**Objective:** Print the data that follows exactly.

**Given records:**
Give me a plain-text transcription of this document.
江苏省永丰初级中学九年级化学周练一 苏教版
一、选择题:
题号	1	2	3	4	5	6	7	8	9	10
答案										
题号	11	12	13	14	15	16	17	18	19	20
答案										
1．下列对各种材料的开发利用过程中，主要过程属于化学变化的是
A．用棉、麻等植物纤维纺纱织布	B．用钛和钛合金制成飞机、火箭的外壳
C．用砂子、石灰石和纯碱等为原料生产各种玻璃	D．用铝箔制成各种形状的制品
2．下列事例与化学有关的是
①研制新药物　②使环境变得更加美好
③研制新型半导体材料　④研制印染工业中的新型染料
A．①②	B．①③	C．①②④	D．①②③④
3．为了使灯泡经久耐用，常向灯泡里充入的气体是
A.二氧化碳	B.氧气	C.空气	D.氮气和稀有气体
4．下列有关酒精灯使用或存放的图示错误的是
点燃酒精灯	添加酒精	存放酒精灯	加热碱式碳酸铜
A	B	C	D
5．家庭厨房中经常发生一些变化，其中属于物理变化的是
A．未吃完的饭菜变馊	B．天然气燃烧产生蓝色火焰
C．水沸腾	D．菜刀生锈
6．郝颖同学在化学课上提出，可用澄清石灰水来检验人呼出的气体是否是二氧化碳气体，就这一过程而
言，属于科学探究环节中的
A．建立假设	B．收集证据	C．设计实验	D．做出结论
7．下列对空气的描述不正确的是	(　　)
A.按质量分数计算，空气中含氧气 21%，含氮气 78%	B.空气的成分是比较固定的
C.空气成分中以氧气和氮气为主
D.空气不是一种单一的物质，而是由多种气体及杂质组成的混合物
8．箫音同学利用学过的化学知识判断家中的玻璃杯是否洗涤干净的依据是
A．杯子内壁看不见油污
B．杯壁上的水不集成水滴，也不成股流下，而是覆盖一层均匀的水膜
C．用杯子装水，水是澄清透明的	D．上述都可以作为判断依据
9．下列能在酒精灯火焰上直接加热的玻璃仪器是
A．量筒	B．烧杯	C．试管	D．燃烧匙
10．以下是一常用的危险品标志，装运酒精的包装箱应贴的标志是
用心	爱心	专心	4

**Result for this task:**
Give me a plain-text transcription of this document.
江苏省永丰初级中学九年级化学周练一 苏教版
一、选择题:
题号	1	2	3	4	5	6	7	8	9	10
答案										
题号	11	12	13	14	15	16	17	18	19	20
答案										
1．下列对各种材料的开发利用过程中，主要过程属于化学变化的是
A．用棉、麻等植物纤维纺纱织布	B．用钛和钛合金制成飞机、火箭的外壳
C．用砂子、石灰石和纯碱等为原料生产各种玻璃	D．用铝箔制成各种形状的制品
2．下列事例与化学有关的是
①研制新药物　②使环境变得更加美好
③研制新型半导体材料　④研制印染工业中的新型染料
A．①②	B．①③	C．①②④	D．①②③④
3．为了使灯泡经久耐用，常向灯泡里充入的气体是
A.二氧化碳	B.氧气	C.空气	D.氮气和稀有气体
4．下列有关酒精灯使用或存放的图示错误的是
点燃酒精灯	添加酒精	存放酒精灯	加热碱式碳酸铜
A	B	C	D
5．家庭厨房中经常发生一些变化，其中属于物理变化的是
A．未吃完的饭菜变馊	B．天然气燃烧产生蓝色火焰
C．水沸腾	D．菜刀生锈
6．郝颖同学在化学课上提出，可用澄清石灰水来检验人呼出的气体是否是二氧化碳气体，就这一过程而
言，属于科学探究环节中的
A．建立假设	B．收集证据	C．设计实验	D．做出结论
7．下列对空气的描述不正确的是	(　　)
A.按质量分数计算，空气中含氧气 21%，含氮气 78%	B.空气的成分是比较固定的
C.空气成分中以氧气和氮气为主
D.空气不是一种单一的物质，而是由多种气体及杂质组成的混合物
8．箫音同学利用学过的化学知识判断家中的玻璃杯是否洗涤干净的依据是
A．杯子内壁看不见油污
B．杯壁上的水不集成水滴，也不成股流下，而是覆盖一层均匀的水膜
C．用杯子装水，水是澄清透明的	D．上述都可以作为判断依据
9．下列能在酒精灯火焰上直接加热的玻璃仪器是
A．量筒	B．烧杯	C．试管	D．燃烧匙
10．以下是一常用的危险品标志，装运酒精的包装箱应贴的标志是
用心	爱心	专心	4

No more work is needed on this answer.